- EXERCISE: Output the material below unchanged, apart from leaving out the pictures.

- SOURCE DATA:
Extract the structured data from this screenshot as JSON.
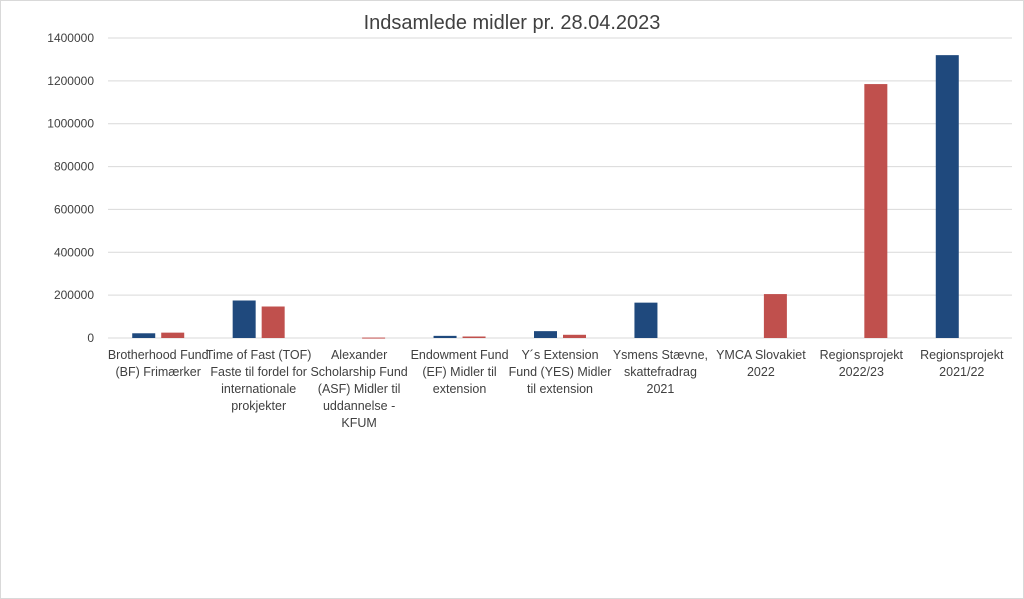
{
  "chart_data": {
    "type": "bar",
    "title": "Indsamlede midler pr. 28.04.2023",
    "categories": [
      "Brotherhood Fund (BF) Frimærker",
      "Time of Fast (TOF) Faste til fordel for internationale prokjekter",
      "Alexander Scholarship Fund (ASF) Midler til uddannelse - KFUM",
      "Endowment Fund (EF) Midler til extension",
      "Y´s Extension Fund (YES) Midler til extension",
      "Ysmens Stævne, skattefradrag 2021",
      "YMCA Slovakiet 2022",
      "Regionsprojekt 2022/23",
      "Regionsprojekt 2021/22"
    ],
    "category_lines": [
      [
        "Brotherhood Fund",
        "(BF) Frimærker"
      ],
      [
        "Time of Fast (TOF)",
        "Faste til fordel for",
        "internationale",
        "prokjekter"
      ],
      [
        "Alexander",
        "Scholarship Fund",
        "(ASF) Midler til",
        "uddannelse -",
        "KFUM"
      ],
      [
        "Endowment Fund",
        "(EF) Midler til",
        "extension"
      ],
      [
        "Y´s Extension",
        "Fund (YES) Midler",
        "til extension"
      ],
      [
        "Ysmens Stævne,",
        "skattefradrag",
        "2021"
      ],
      [
        "YMCA Slovakiet",
        "2022"
      ],
      [
        "Regionsprojekt",
        "2022/23"
      ],
      [
        "Regionsprojekt",
        "2021/22"
      ]
    ],
    "series": [
      {
        "values": [
          22000,
          175000,
          0,
          10000,
          32000,
          165000,
          0,
          0,
          1320000
        ],
        "color": "#1f497d"
      },
      {
        "values": [
          25000,
          147000,
          2000,
          7000,
          15000,
          0,
          205000,
          1185000,
          0
        ],
        "color": "#c0504d"
      }
    ],
    "ylim": [
      0,
      1400000
    ],
    "yticks": [
      "0",
      "200000",
      "400000",
      "600000",
      "800000",
      "1000000",
      "1200000",
      "1400000"
    ],
    "grid": true,
    "xlabel": "",
    "ylabel": ""
  },
  "colors": {
    "series1": "#1f497d",
    "series2": "#c0504d",
    "grid": "#d9d9d9"
  }
}
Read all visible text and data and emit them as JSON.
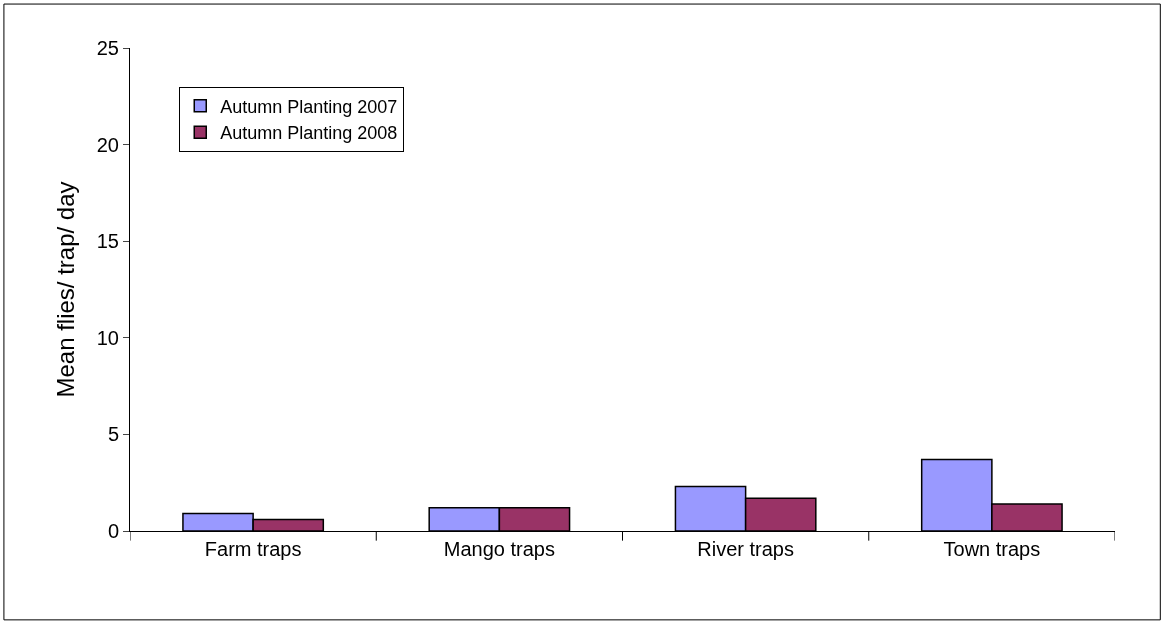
{
  "chart_data": {
    "type": "bar",
    "ylabel": "Mean flies/ trap/ day",
    "categories": [
      "Farm traps",
      "Mango traps",
      "River traps",
      "Town traps"
    ],
    "series": [
      {
        "name": "Autumn Planting 2007",
        "color": "#9999ff",
        "values": [
          0.9,
          1.2,
          2.3,
          3.7
        ]
      },
      {
        "name": "Autumn Planting 2008",
        "color": "#993366",
        "values": [
          0.6,
          1.2,
          1.7,
          1.4
        ]
      }
    ],
    "ylim": [
      0,
      25
    ],
    "yticks": [
      0,
      5,
      10,
      15,
      20,
      25
    ],
    "legend": "top left"
  }
}
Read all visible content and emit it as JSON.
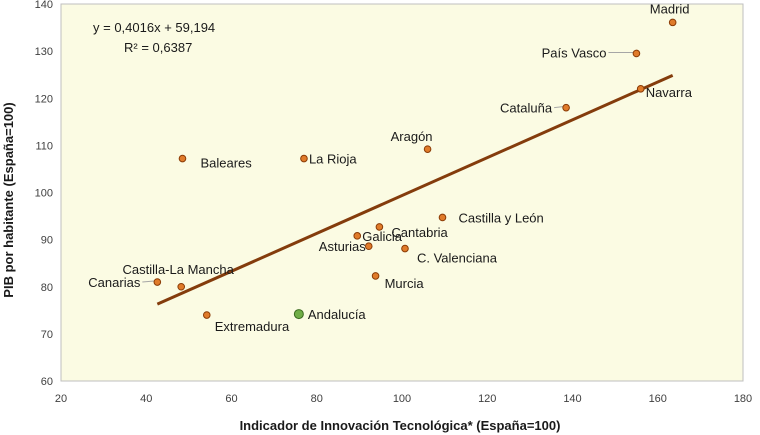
{
  "chart_data": {
    "type": "scatter",
    "xlabel": "Indicador de Innovación Tecnológica* (España=100)",
    "ylabel": "PIB por habitante (España=100)",
    "xlim": [
      20,
      180
    ],
    "ylim": [
      60,
      140
    ],
    "xticks": [
      20,
      40,
      60,
      80,
      100,
      120,
      140,
      160,
      180
    ],
    "yticks": [
      60,
      70,
      80,
      90,
      100,
      110,
      120,
      130,
      140
    ],
    "grid": false,
    "points": [
      {
        "label": "Madrid",
        "x": 163.5,
        "y": 136.1,
        "color": "#e07b2a"
      },
      {
        "label": "País Vasco",
        "x": 155,
        "y": 129.5,
        "color": "#e07b2a"
      },
      {
        "label": "Navarra",
        "x": 156,
        "y": 122,
        "color": "#e07b2a"
      },
      {
        "label": "Cataluña",
        "x": 138.5,
        "y": 118,
        "color": "#e07b2a"
      },
      {
        "label": "Aragón",
        "x": 106,
        "y": 109.2,
        "color": "#e07b2a"
      },
      {
        "label": "Baleares",
        "x": 48.5,
        "y": 107.2,
        "color": "#e07b2a"
      },
      {
        "label": "La Rioja",
        "x": 77,
        "y": 107.2,
        "color": "#e07b2a"
      },
      {
        "label": "Castilla y León",
        "x": 109.5,
        "y": 94.7,
        "color": "#e07b2a"
      },
      {
        "label": "Cantabria",
        "x": 94.7,
        "y": 92.7,
        "color": "#e07b2a"
      },
      {
        "label": "Galicia",
        "x": 89.5,
        "y": 90.8,
        "color": "#e07b2a"
      },
      {
        "label": "Asturias",
        "x": 92.2,
        "y": 88.6,
        "color": "#e07b2a"
      },
      {
        "label": "C. Valenciana",
        "x": 100.7,
        "y": 88.1,
        "color": "#e07b2a"
      },
      {
        "label": "Murcia",
        "x": 93.8,
        "y": 82.3,
        "color": "#e07b2a"
      },
      {
        "label": "Castilla-La Mancha",
        "x": 48.2,
        "y": 80,
        "color": "#e07b2a"
      },
      {
        "label": "Canarias",
        "x": 42.6,
        "y": 81,
        "color": "#e07b2a"
      },
      {
        "label": "Extremadura",
        "x": 54.2,
        "y": 74,
        "color": "#e07b2a"
      },
      {
        "label": "Andalucía",
        "x": 75.8,
        "y": 74.2,
        "color": "#70ad47"
      }
    ],
    "trendline": {
      "equation": "y = 0,4016x + 59,194",
      "r2": "R² = 0,6387",
      "slope": 0.4016,
      "intercept": 59.194,
      "x_range": [
        42.6,
        163.5
      ],
      "color": "#843c0c"
    },
    "plot_background": "#fbfbe3"
  }
}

- CORRECT RESULT:
Extract the structured data from this screenshot as JSON.
{
  "chart_data": {
    "type": "bar",
    "title": "Indsamlede midler pr. 28.04.2023",
    "categories": [
      "Brotherhood Fund (BF) Frimærker",
      "Time of Fast (TOF) Faste til fordel for internationale prokjekter",
      "Alexander Scholarship Fund (ASF) Midler til uddannelse - KFUM",
      "Endowment Fund (EF) Midler til extension",
      "Y´s Extension Fund (YES) Midler til extension",
      "Ysmens Stævne, skattefradrag 2021",
      "YMCA Slovakiet 2022",
      "Regionsprojekt 2022/23",
      "Regionsprojekt 2021/22"
    ],
    "category_lines": [
      [
        "Brotherhood Fund",
        "(BF) Frimærker"
      ],
      [
        "Time of Fast (TOF)",
        "Faste til fordel for",
        "internationale",
        "prokjekter"
      ],
      [
        "Alexander",
        "Scholarship Fund",
        "(ASF) Midler til",
        "uddannelse -",
        "KFUM"
      ],
      [
        "Endowment Fund",
        "(EF) Midler til",
        "extension"
      ],
      [
        "Y´s Extension",
        "Fund (YES) Midler",
        "til extension"
      ],
      [
        "Ysmens Stævne,",
        "skattefradrag",
        "2021"
      ],
      [
        "YMCA Slovakiet",
        "2022"
      ],
      [
        "Regionsprojekt",
        "2022/23"
      ],
      [
        "Regionsprojekt",
        "2021/22"
      ]
    ],
    "series": [
      {
        "values": [
          22000,
          175000,
          0,
          10000,
          32000,
          165000,
          0,
          0,
          1320000
        ],
        "color": "#1f497d"
      },
      {
        "values": [
          25000,
          147000,
          2000,
          7000,
          15000,
          0,
          205000,
          1185000,
          0
        ],
        "color": "#c0504d"
      }
    ],
    "ylim": [
      0,
      1400000
    ],
    "yticks": [
      "0",
      "200000",
      "400000",
      "600000",
      "800000",
      "1000000",
      "1200000",
      "1400000"
    ],
    "grid": true,
    "xlabel": "",
    "ylabel": ""
  },
  "colors": {
    "series1": "#1f497d",
    "series2": "#c0504d",
    "grid": "#d9d9d9"
  }
}
Read all visible text and data and emit them as JSON.
{
  "chart_data": {
    "type": "bar",
    "ylabel": "Mean flies/ trap/ day",
    "categories": [
      "Farm traps",
      "Mango traps",
      "River traps",
      "Town traps"
    ],
    "series": [
      {
        "name": "Autumn Planting 2007",
        "color": "#9999ff",
        "values": [
          0.9,
          1.2,
          2.3,
          3.7
        ]
      },
      {
        "name": "Autumn Planting 2008",
        "color": "#993366",
        "values": [
          0.6,
          1.2,
          1.7,
          1.4
        ]
      }
    ],
    "ylim": [
      0,
      25
    ],
    "yticks": [
      0,
      5,
      10,
      15,
      20,
      25
    ],
    "legend": "top left"
  }
}
Read all visible content and emit it as JSON.
{
  "chart_data": {
    "type": "scatter",
    "xlabel": "Indicador de Innovación Tecnológica* (España=100)",
    "ylabel": "PIB por habitante (España=100)",
    "xlim": [
      20,
      180
    ],
    "ylim": [
      60,
      140
    ],
    "xticks": [
      20,
      40,
      60,
      80,
      100,
      120,
      140,
      160,
      180
    ],
    "yticks": [
      60,
      70,
      80,
      90,
      100,
      110,
      120,
      130,
      140
    ],
    "grid": false,
    "points": [
      {
        "label": "Madrid",
        "x": 163.5,
        "y": 136.1,
        "color": "#e07b2a"
      },
      {
        "label": "País Vasco",
        "x": 155,
        "y": 129.5,
        "color": "#e07b2a"
      },
      {
        "label": "Navarra",
        "x": 156,
        "y": 122,
        "color": "#e07b2a"
      },
      {
        "label": "Cataluña",
        "x": 138.5,
        "y": 118,
        "color": "#e07b2a"
      },
      {
        "label": "Aragón",
        "x": 106,
        "y": 109.2,
        "color": "#e07b2a"
      },
      {
        "label": "Baleares",
        "x": 48.5,
        "y": 107.2,
        "color": "#e07b2a"
      },
      {
        "label": "La Rioja",
        "x": 77,
        "y": 107.2,
        "color": "#e07b2a"
      },
      {
        "label": "Castilla y León",
        "x": 109.5,
        "y": 94.7,
        "color": "#e07b2a"
      },
      {
        "label": "Cantabria",
        "x": 94.7,
        "y": 92.7,
        "color": "#e07b2a"
      },
      {
        "label": "Galicia",
        "x": 89.5,
        "y": 90.8,
        "color": "#e07b2a"
      },
      {
        "label": "Asturias",
        "x": 92.2,
        "y": 88.6,
        "color": "#e07b2a"
      },
      {
        "label": "C. Valenciana",
        "x": 100.7,
        "y": 88.1,
        "color": "#e07b2a"
      },
      {
        "label": "Murcia",
        "x": 93.8,
        "y": 82.3,
        "color": "#e07b2a"
      },
      {
        "label": "Castilla-La Mancha",
        "x": 48.2,
        "y": 80,
        "color": "#e07b2a"
      },
      {
        "label": "Canarias",
        "x": 42.6,
        "y": 81,
        "color": "#e07b2a"
      },
      {
        "label": "Extremadura",
        "x": 54.2,
        "y": 74,
        "color": "#e07b2a"
      },
      {
        "label": "Andalucía",
        "x": 75.8,
        "y": 74.2,
        "color": "#70ad47"
      }
    ],
    "trendline": {
      "equation": "y = 0,4016x + 59,194",
      "r2": "R² = 0,6387",
      "slope": 0.4016,
      "intercept": 59.194,
      "x_range": [
        42.6,
        163.5
      ],
      "color": "#843c0c"
    },
    "plot_background": "#fbfbe3"
  }
}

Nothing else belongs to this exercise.